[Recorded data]
....
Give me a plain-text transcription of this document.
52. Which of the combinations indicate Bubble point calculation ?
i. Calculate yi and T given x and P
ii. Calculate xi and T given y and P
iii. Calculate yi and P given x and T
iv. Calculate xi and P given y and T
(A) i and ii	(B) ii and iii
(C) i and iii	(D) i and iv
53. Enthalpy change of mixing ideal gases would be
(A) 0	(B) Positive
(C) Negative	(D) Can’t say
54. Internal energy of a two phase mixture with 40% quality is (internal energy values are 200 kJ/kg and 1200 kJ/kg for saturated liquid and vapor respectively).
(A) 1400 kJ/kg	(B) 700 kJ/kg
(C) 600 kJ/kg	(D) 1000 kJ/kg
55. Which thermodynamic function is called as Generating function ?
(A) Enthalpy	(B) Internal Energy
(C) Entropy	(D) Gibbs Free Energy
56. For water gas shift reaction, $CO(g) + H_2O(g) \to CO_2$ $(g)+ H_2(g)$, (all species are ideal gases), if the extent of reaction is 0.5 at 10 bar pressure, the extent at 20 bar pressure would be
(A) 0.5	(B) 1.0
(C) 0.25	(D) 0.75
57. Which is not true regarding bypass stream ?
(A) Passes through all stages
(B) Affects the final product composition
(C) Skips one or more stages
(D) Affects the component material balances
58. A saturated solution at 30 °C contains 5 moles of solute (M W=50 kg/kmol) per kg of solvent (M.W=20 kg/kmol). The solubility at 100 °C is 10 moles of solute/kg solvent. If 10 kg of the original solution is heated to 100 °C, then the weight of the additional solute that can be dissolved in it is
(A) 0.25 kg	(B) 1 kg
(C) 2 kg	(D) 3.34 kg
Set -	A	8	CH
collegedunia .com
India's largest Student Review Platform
....
• **Problem requirements**
Keep only the lines that hold the string "Calculate", and copy them out.

• **Result of this exercise**
i. Calculate yi and T given x and P
ii. Calculate xi and T given y and P
iii. Calculate yi and P given x and T
iv. Calculate xi and P given y and T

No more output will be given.